▶ **INFORMATION GIVEN**
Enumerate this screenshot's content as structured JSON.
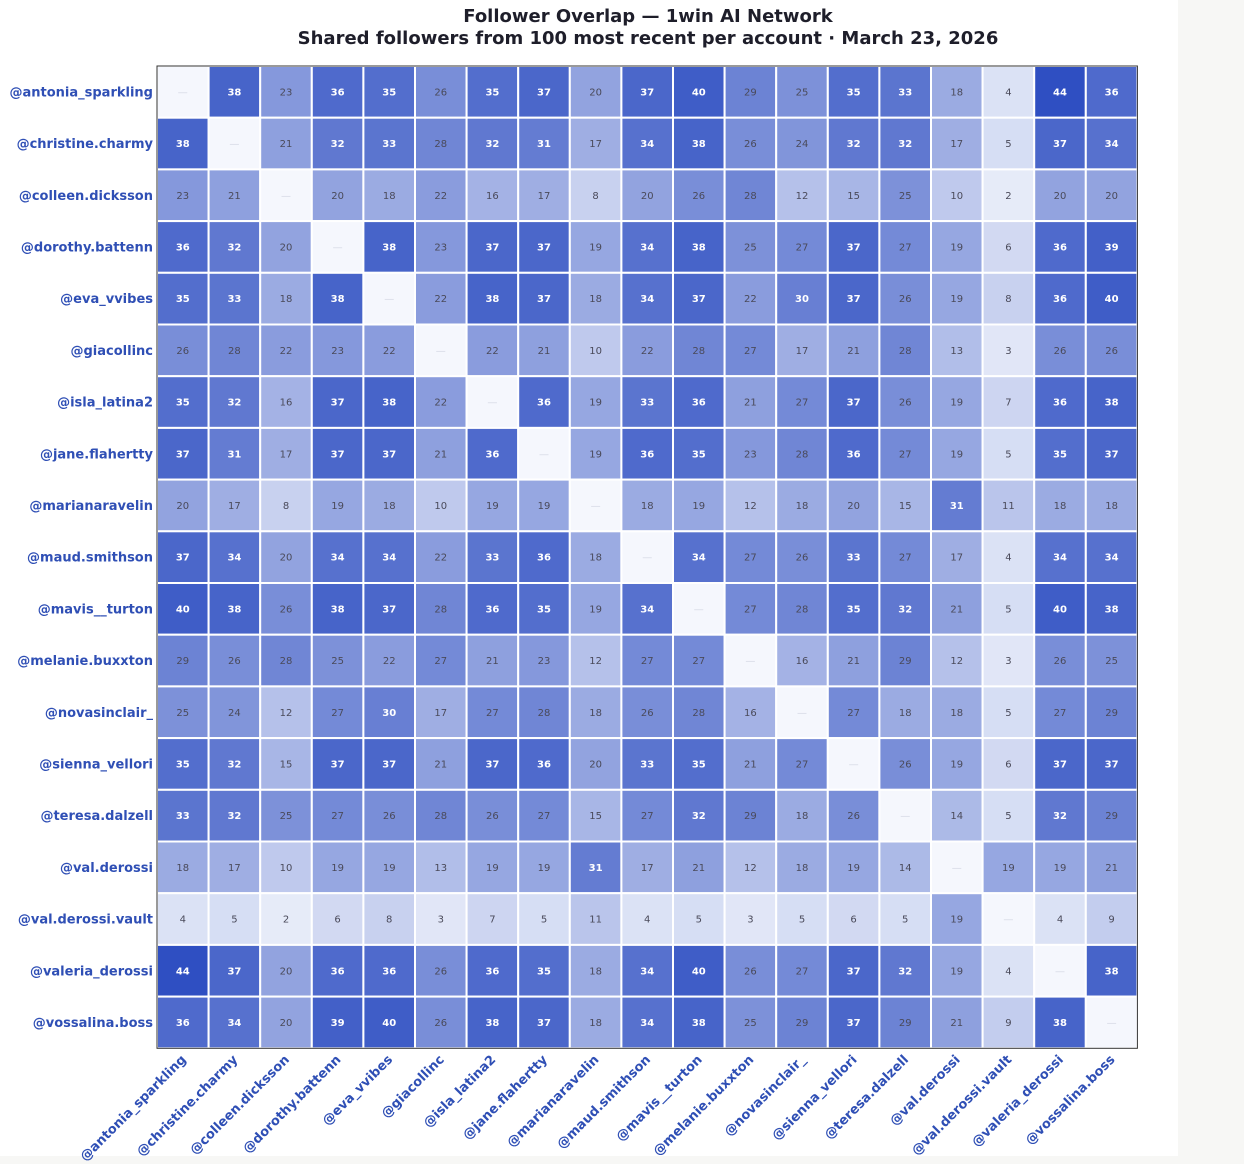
{
  "chart_data": {
    "type": "heatmap",
    "title": "Follower Overlap — 1win AI Network",
    "subtitle": "Shared followers from 100 most recent per account · March 23, 2026",
    "diagonal_label": "—",
    "labels": [
      "@antonia_sparkling",
      "@christine.charmy",
      "@colleen.dicksson",
      "@dorothy.battenn",
      "@eva_vvibes",
      "@giacollinc",
      "@isla_latina2",
      "@jane.flahertty",
      "@marianaravelin",
      "@maud.smithson",
      "@mavis__turton",
      "@melanie.buxxton",
      "@novasinclair_",
      "@sienna_vellori",
      "@teresa.dalzell",
      "@val.derossi",
      "@val.derossi.vault",
      "@valeria_derossi",
      "@vossalina.boss"
    ],
    "values": [
      [
        null,
        38,
        23,
        36,
        35,
        26,
        35,
        37,
        20,
        37,
        40,
        29,
        25,
        35,
        33,
        18,
        4,
        44,
        36
      ],
      [
        38,
        null,
        21,
        32,
        33,
        28,
        32,
        31,
        17,
        34,
        38,
        26,
        24,
        32,
        32,
        17,
        5,
        37,
        34
      ],
      [
        23,
        21,
        null,
        20,
        18,
        22,
        16,
        17,
        8,
        20,
        26,
        28,
        12,
        15,
        25,
        10,
        2,
        20,
        20
      ],
      [
        36,
        32,
        20,
        null,
        38,
        23,
        37,
        37,
        19,
        34,
        38,
        25,
        27,
        37,
        27,
        19,
        6,
        36,
        39
      ],
      [
        35,
        33,
        18,
        38,
        null,
        22,
        38,
        37,
        18,
        34,
        37,
        22,
        30,
        37,
        26,
        19,
        8,
        36,
        40
      ],
      [
        26,
        28,
        22,
        23,
        22,
        null,
        22,
        21,
        10,
        22,
        28,
        27,
        17,
        21,
        28,
        13,
        3,
        26,
        26
      ],
      [
        35,
        32,
        16,
        37,
        38,
        22,
        null,
        36,
        19,
        33,
        36,
        21,
        27,
        37,
        26,
        19,
        7,
        36,
        38
      ],
      [
        37,
        31,
        17,
        37,
        37,
        21,
        36,
        null,
        19,
        36,
        35,
        23,
        28,
        36,
        27,
        19,
        5,
        35,
        37
      ],
      [
        20,
        17,
        8,
        19,
        18,
        10,
        19,
        19,
        null,
        18,
        19,
        12,
        18,
        20,
        15,
        31,
        11,
        18,
        18
      ],
      [
        37,
        34,
        20,
        34,
        34,
        22,
        33,
        36,
        18,
        null,
        34,
        27,
        26,
        33,
        27,
        17,
        4,
        34,
        34
      ],
      [
        40,
        38,
        26,
        38,
        37,
        28,
        36,
        35,
        19,
        34,
        null,
        27,
        28,
        35,
        32,
        21,
        5,
        40,
        38
      ],
      [
        29,
        26,
        28,
        25,
        22,
        27,
        21,
        23,
        12,
        27,
        27,
        null,
        16,
        21,
        29,
        12,
        3,
        26,
        25
      ],
      [
        25,
        24,
        12,
        27,
        30,
        17,
        27,
        28,
        18,
        26,
        28,
        16,
        null,
        27,
        18,
        18,
        5,
        27,
        29
      ],
      [
        35,
        32,
        15,
        37,
        37,
        21,
        37,
        36,
        20,
        33,
        35,
        21,
        27,
        null,
        26,
        19,
        6,
        37,
        37
      ],
      [
        33,
        32,
        25,
        27,
        26,
        28,
        26,
        27,
        15,
        27,
        32,
        29,
        18,
        26,
        null,
        14,
        5,
        32,
        29
      ],
      [
        18,
        17,
        10,
        19,
        19,
        13,
        19,
        19,
        31,
        17,
        21,
        12,
        18,
        19,
        14,
        null,
        19,
        19,
        21
      ],
      [
        4,
        5,
        2,
        6,
        8,
        3,
        7,
        5,
        11,
        4,
        5,
        3,
        5,
        6,
        5,
        19,
        null,
        4,
        9
      ],
      [
        44,
        37,
        20,
        36,
        36,
        26,
        36,
        35,
        18,
        34,
        40,
        26,
        27,
        37,
        32,
        19,
        4,
        null,
        38
      ],
      [
        36,
        34,
        20,
        39,
        40,
        26,
        38,
        37,
        18,
        34,
        38,
        25,
        29,
        37,
        29,
        21,
        9,
        38,
        null
      ]
    ],
    "colors": {
      "low": "#f2f5fc",
      "high": "#2f4fc2",
      "diagonal": "#f5f7fd",
      "border": "#ffffff",
      "frame": "#333333",
      "label_dark": "#ffffff",
      "label_light": "#4a4a5a",
      "tick": "#2f4fb5"
    },
    "value_range": [
      0,
      44
    ],
    "grid": false,
    "legend": "none"
  }
}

▶ **GIVEN INSTRUCTION**
Copy the records above exactly. The pictures are not part of the copy.

▶ **THE REPLY**
Enumerate this screenshot's content as structured JSON.
{
  "chart_data": {
    "type": "heatmap",
    "title": "Follower Overlap — 1win AI Network",
    "subtitle": "Shared followers from 100 most recent per account · March 23, 2026",
    "diagonal_label": "—",
    "labels": [
      "@antonia_sparkling",
      "@christine.charmy",
      "@colleen.dicksson",
      "@dorothy.battenn",
      "@eva_vvibes",
      "@giacollinc",
      "@isla_latina2",
      "@jane.flahertty",
      "@marianaravelin",
      "@maud.smithson",
      "@mavis__turton",
      "@melanie.buxxton",
      "@novasinclair_",
      "@sienna_vellori",
      "@teresa.dalzell",
      "@val.derossi",
      "@val.derossi.vault",
      "@valeria_derossi",
      "@vossalina.boss"
    ],
    "values": [
      [
        null,
        38,
        23,
        36,
        35,
        26,
        35,
        37,
        20,
        37,
        40,
        29,
        25,
        35,
        33,
        18,
        4,
        44,
        36
      ],
      [
        38,
        null,
        21,
        32,
        33,
        28,
        32,
        31,
        17,
        34,
        38,
        26,
        24,
        32,
        32,
        17,
        5,
        37,
        34
      ],
      [
        23,
        21,
        null,
        20,
        18,
        22,
        16,
        17,
        8,
        20,
        26,
        28,
        12,
        15,
        25,
        10,
        2,
        20,
        20
      ],
      [
        36,
        32,
        20,
        null,
        38,
        23,
        37,
        37,
        19,
        34,
        38,
        25,
        27,
        37,
        27,
        19,
        6,
        36,
        39
      ],
      [
        35,
        33,
        18,
        38,
        null,
        22,
        38,
        37,
        18,
        34,
        37,
        22,
        30,
        37,
        26,
        19,
        8,
        36,
        40
      ],
      [
        26,
        28,
        22,
        23,
        22,
        null,
        22,
        21,
        10,
        22,
        28,
        27,
        17,
        21,
        28,
        13,
        3,
        26,
        26
      ],
      [
        35,
        32,
        16,
        37,
        38,
        22,
        null,
        36,
        19,
        33,
        36,
        21,
        27,
        37,
        26,
        19,
        7,
        36,
        38
      ],
      [
        37,
        31,
        17,
        37,
        37,
        21,
        36,
        null,
        19,
        36,
        35,
        23,
        28,
        36,
        27,
        19,
        5,
        35,
        37
      ],
      [
        20,
        17,
        8,
        19,
        18,
        10,
        19,
        19,
        null,
        18,
        19,
        12,
        18,
        20,
        15,
        31,
        11,
        18,
        18
      ],
      [
        37,
        34,
        20,
        34,
        34,
        22,
        33,
        36,
        18,
        null,
        34,
        27,
        26,
        33,
        27,
        17,
        4,
        34,
        34
      ],
      [
        40,
        38,
        26,
        38,
        37,
        28,
        36,
        35,
        19,
        34,
        null,
        27,
        28,
        35,
        32,
        21,
        5,
        40,
        38
      ],
      [
        29,
        26,
        28,
        25,
        22,
        27,
        21,
        23,
        12,
        27,
        27,
        null,
        16,
        21,
        29,
        12,
        3,
        26,
        25
      ],
      [
        25,
        24,
        12,
        27,
        30,
        17,
        27,
        28,
        18,
        26,
        28,
        16,
        null,
        27,
        18,
        18,
        5,
        27,
        29
      ],
      [
        35,
        32,
        15,
        37,
        37,
        21,
        37,
        36,
        20,
        33,
        35,
        21,
        27,
        null,
        26,
        19,
        6,
        37,
        37
      ],
      [
        33,
        32,
        25,
        27,
        26,
        28,
        26,
        27,
        15,
        27,
        32,
        29,
        18,
        26,
        null,
        14,
        5,
        32,
        29
      ],
      [
        18,
        17,
        10,
        19,
        19,
        13,
        19,
        19,
        31,
        17,
        21,
        12,
        18,
        19,
        14,
        null,
        19,
        19,
        21
      ],
      [
        4,
        5,
        2,
        6,
        8,
        3,
        7,
        5,
        11,
        4,
        5,
        3,
        5,
        6,
        5,
        19,
        null,
        4,
        9
      ],
      [
        44,
        37,
        20,
        36,
        36,
        26,
        36,
        35,
        18,
        34,
        40,
        26,
        27,
        37,
        32,
        19,
        4,
        null,
        38
      ],
      [
        36,
        34,
        20,
        39,
        40,
        26,
        38,
        37,
        18,
        34,
        38,
        25,
        29,
        37,
        29,
        21,
        9,
        38,
        null
      ]
    ],
    "colors": {
      "low": "#f2f5fc",
      "high": "#2f4fc2",
      "diagonal": "#f5f7fd",
      "border": "#ffffff",
      "frame": "#333333",
      "label_dark": "#ffffff",
      "label_light": "#4a4a5a",
      "tick": "#2f4fb5"
    },
    "value_range": [
      0,
      44
    ],
    "grid": false,
    "legend": "none"
  }
}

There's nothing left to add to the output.